Copy all the entries word for word, but omit the pictures.

* _Stored data_
※

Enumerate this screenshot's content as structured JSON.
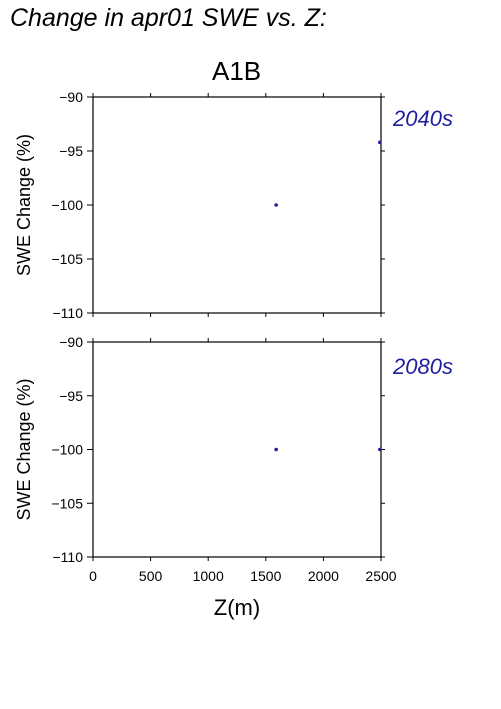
{
  "figure": {
    "title": "Change in apr01 SWE vs. Z:",
    "scenario": "A1B",
    "xlabel": "Z(m)"
  },
  "chart_data": [
    {
      "type": "scatter",
      "panel_label": "2040s",
      "ylabel": "SWE Change (%)",
      "xlabel": "Z(m)",
      "xlim": [
        0,
        2500
      ],
      "ylim": [
        -110,
        -90
      ],
      "xticks": [
        0,
        500,
        1000,
        1500,
        2000,
        2500
      ],
      "yticks": [
        -110,
        -105,
        -100,
        -95,
        -90
      ],
      "x_tick_labels_shown": false,
      "grid": false,
      "color": "#1f1f9e",
      "series": [
        {
          "x": [
            1590,
            2490
          ],
          "y": [
            -100,
            -94.2
          ]
        }
      ]
    },
    {
      "type": "scatter",
      "panel_label": "2080s",
      "ylabel": "SWE Change (%)",
      "xlabel": "Z(m)",
      "xlim": [
        0,
        2500
      ],
      "ylim": [
        -110,
        -90
      ],
      "xticks": [
        0,
        500,
        1000,
        1500,
        2000,
        2500
      ],
      "yticks": [
        -110,
        -105,
        -100,
        -95,
        -90
      ],
      "x_tick_labels_shown": true,
      "grid": false,
      "color": "#1f1f9e",
      "series": [
        {
          "x": [
            1590,
            2490
          ],
          "y": [
            -100,
            -100
          ]
        }
      ]
    }
  ]
}
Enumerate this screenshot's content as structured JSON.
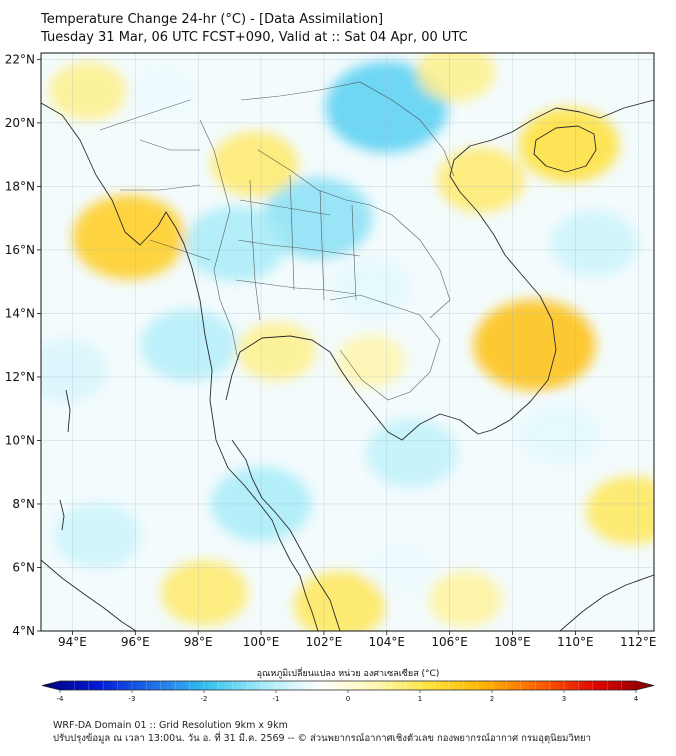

※

* _Response to this task_
Enumerate this screenshot's content as structured JSON.
{
  "figure": {
    "title": "Change in apr01 SWE vs. Z:",
    "scenario": "A1B",
    "xlabel": "Z(m)"
  },
  "chart_data": [
    {
      "type": "scatter",
      "panel_label": "2040s",
      "ylabel": "SWE Change (%)",
      "xlabel": "Z(m)",
      "xlim": [
        0,
        2500
      ],
      "ylim": [
        -110,
        -90
      ],
      "xticks": [
        0,
        500,
        1000,
        1500,
        2000,
        2500
      ],
      "yticks": [
        -110,
        -105,
        -100,
        -95,
        -90
      ],
      "x_tick_labels_shown": false,
      "grid": false,
      "color": "#1f1f9e",
      "series": [
        {
          "x": [
            1590,
            2490
          ],
          "y": [
            -100,
            -94.2
          ]
        }
      ]
    },
    {
      "type": "scatter",
      "panel_label": "2080s",
      "ylabel": "SWE Change (%)",
      "xlabel": "Z(m)",
      "xlim": [
        0,
        2500
      ],
      "ylim": [
        -110,
        -90
      ],
      "xticks": [
        0,
        500,
        1000,
        1500,
        2000,
        2500
      ],
      "yticks": [
        -110,
        -105,
        -100,
        -95,
        -90
      ],
      "x_tick_labels_shown": true,
      "grid": false,
      "color": "#1f1f9e",
      "series": [
        {
          "x": [
            1590,
            2490
          ],
          "y": [
            -100,
            -100
          ]
        }
      ]
    }
  ]
}
Enumerate this screenshot's content as structured JSON.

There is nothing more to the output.